[Start of Data in this exercise]

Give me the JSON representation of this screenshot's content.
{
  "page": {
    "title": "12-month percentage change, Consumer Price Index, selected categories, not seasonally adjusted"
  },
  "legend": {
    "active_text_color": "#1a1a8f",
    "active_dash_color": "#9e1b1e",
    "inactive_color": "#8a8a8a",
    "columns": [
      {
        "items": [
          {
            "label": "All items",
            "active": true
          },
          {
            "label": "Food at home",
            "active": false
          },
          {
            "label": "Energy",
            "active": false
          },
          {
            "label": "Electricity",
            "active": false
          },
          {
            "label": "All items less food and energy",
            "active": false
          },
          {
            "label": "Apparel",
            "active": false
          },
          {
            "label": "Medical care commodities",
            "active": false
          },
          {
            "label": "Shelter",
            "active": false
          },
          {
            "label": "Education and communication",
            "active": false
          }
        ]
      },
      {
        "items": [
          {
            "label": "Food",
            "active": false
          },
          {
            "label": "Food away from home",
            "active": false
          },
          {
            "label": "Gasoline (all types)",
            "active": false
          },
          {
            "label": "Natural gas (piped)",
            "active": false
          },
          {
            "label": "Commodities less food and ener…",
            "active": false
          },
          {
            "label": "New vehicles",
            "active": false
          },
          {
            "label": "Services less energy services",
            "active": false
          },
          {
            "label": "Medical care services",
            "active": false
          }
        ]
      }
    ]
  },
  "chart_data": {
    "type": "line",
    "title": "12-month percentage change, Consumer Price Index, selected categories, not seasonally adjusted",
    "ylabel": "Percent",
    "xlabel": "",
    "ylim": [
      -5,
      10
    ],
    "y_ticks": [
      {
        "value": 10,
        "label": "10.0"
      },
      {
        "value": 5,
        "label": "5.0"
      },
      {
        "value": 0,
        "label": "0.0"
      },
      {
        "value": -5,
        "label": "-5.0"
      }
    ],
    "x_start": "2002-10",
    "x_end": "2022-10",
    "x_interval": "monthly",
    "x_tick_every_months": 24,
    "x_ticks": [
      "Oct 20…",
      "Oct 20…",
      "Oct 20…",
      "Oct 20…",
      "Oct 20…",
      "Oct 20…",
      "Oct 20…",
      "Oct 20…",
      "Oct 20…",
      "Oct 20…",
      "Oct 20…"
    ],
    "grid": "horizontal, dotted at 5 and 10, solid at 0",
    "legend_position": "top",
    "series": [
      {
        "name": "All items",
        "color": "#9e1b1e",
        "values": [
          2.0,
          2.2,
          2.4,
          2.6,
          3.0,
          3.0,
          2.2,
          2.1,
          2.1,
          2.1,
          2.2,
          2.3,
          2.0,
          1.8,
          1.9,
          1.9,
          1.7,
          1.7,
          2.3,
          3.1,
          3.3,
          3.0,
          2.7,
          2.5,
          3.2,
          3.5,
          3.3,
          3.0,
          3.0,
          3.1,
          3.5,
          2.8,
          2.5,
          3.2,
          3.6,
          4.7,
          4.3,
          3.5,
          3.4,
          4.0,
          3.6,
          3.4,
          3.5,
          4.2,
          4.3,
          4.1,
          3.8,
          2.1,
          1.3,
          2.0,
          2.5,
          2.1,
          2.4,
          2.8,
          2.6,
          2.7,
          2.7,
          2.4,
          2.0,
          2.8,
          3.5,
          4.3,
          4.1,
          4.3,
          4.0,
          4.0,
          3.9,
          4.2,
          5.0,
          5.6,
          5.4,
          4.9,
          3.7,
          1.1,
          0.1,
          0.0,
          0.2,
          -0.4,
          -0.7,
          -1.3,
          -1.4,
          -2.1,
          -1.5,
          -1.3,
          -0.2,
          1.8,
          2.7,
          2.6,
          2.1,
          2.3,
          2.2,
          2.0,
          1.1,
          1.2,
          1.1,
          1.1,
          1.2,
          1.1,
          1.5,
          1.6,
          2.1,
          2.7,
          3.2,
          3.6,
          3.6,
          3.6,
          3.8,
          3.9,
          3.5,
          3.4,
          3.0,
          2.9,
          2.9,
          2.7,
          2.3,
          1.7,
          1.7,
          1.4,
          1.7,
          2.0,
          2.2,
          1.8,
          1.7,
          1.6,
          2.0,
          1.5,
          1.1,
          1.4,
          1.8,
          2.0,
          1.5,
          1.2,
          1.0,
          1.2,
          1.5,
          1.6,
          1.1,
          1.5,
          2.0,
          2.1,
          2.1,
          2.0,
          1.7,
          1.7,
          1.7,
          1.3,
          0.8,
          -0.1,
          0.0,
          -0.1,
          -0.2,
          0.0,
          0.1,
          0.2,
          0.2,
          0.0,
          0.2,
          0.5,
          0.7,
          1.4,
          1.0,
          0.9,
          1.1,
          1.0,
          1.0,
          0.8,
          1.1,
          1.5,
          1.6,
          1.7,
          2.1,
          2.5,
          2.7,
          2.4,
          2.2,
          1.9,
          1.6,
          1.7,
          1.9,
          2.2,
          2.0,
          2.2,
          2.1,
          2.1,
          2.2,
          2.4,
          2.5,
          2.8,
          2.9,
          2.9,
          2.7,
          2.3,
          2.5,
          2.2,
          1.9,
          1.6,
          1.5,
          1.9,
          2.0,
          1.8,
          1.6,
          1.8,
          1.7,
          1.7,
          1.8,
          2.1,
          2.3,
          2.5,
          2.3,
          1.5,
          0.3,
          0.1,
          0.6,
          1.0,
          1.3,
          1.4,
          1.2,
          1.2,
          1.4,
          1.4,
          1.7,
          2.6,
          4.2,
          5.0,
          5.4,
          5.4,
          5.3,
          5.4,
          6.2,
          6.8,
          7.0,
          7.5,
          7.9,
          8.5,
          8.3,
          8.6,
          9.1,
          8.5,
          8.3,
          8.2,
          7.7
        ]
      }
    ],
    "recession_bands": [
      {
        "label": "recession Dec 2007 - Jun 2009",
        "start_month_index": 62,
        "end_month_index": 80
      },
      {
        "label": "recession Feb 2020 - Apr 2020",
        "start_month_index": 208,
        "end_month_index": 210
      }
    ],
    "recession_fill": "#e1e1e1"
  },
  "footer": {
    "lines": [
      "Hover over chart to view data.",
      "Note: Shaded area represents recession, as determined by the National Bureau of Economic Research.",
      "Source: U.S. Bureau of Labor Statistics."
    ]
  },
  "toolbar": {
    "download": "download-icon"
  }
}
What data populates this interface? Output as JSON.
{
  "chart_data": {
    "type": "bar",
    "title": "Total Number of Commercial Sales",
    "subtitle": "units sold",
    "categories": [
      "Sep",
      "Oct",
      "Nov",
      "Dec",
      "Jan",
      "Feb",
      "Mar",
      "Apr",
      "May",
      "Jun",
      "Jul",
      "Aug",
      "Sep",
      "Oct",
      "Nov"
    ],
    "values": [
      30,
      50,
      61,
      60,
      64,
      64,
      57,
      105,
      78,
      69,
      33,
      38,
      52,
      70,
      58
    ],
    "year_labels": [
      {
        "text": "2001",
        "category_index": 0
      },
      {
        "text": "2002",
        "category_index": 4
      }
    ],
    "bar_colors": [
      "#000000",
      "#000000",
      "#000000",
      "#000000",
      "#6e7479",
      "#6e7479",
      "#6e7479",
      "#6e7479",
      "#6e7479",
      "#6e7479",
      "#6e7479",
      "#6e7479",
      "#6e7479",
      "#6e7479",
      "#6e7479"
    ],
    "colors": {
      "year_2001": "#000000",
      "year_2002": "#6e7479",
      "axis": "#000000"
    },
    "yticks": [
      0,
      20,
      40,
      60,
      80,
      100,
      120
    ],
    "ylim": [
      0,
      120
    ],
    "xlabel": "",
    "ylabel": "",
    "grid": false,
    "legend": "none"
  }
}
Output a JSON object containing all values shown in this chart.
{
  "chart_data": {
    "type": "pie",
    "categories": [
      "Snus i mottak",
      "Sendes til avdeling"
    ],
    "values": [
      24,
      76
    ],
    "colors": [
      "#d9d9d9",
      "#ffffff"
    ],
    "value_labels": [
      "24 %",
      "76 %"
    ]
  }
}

[End of Data in this exercise]

> _Instructions to follow_
Copy, character for character, the lines from the line that holds "Output a JSON" through the final line of the records above.

> _Written solution_
Output a JSON object containing all values shown in this chart.
{
  "chart_data": {
    "type": "pie",
    "categories": [
      "Snus i mottak",
      "Sendes til avdeling"
    ],
    "values": [
      24,
      76
    ],
    "colors": [
      "#d9d9d9",
      "#ffffff"
    ],
    "value_labels": [
      "24 %",
      "76 %"
    ]
  }
}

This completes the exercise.